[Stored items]
%%

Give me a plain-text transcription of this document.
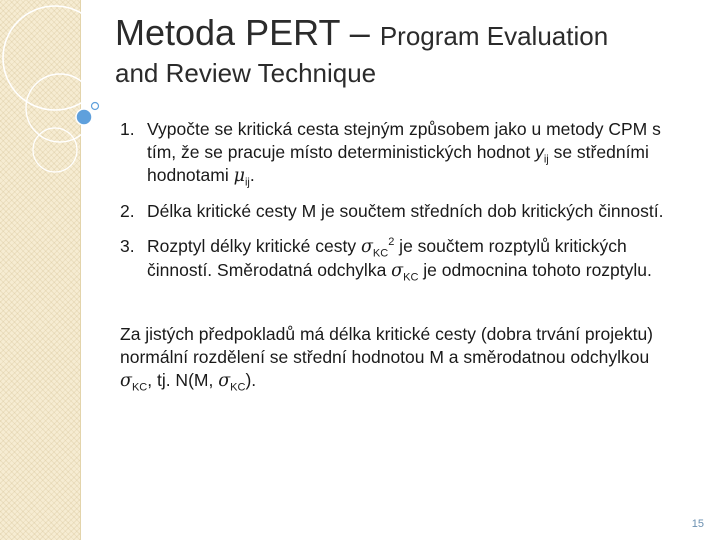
Metoda PERT – Program Evaluation
and Review Technique
1. Vypočte se kritická cesta stejným způsobem jako u metody CPM s tím, že se pracuje místo deterministických hodnot $y_{ij}$ se středními hodnotami $\mu_{ij}$.
2. Délka kritické cesty M je součtem středních dob kritických činností.
3. Rozptyl délky kritické cesty $\sigma_{KC}^2$ je součtem rozptylů kritických činností. Směrodatná odchylka $\sigma_{KC}$ je odmocnina tohoto rozptylu.

Za jistých předpokladů má délka kritické cesty (dobra trvání projektu) normální rozdělení se střední hodnotou M a směrodatnou odchylkou $\sigma_{KC}$, tj. N(M, $\sigma_{KC}$).

15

%%

§ **Instructions to follow**: Quote all of the entries word for word, omitting any pictures.

§ **Task answer**:
Give me a plain-text transcription of this document.
Metoda PERT – Program Evaluation
and Review Technique
1. Vypočte se kritická cesta stejným způsobem jako u metody CPM s tím, že se pracuje místo deterministických hodnot $y_{ij}$ se středními hodnotami $\mu_{ij}$.
2. Délka kritické cesty M je součtem středních dob kritických činností.
3. Rozptyl délky kritické cesty $\sigma_{KC}^2$ je součtem rozptylů kritických činností. Směrodatná odchylka $\sigma_{KC}$ je odmocnina tohoto rozptylu.

Za jistých předpokladů má délka kritické cesty (dobra trvání projektu) normální rozdělení se střední hodnotou M a směrodatnou odchylkou $\sigma_{KC}$, tj. N(M, $\sigma_{KC}$).

15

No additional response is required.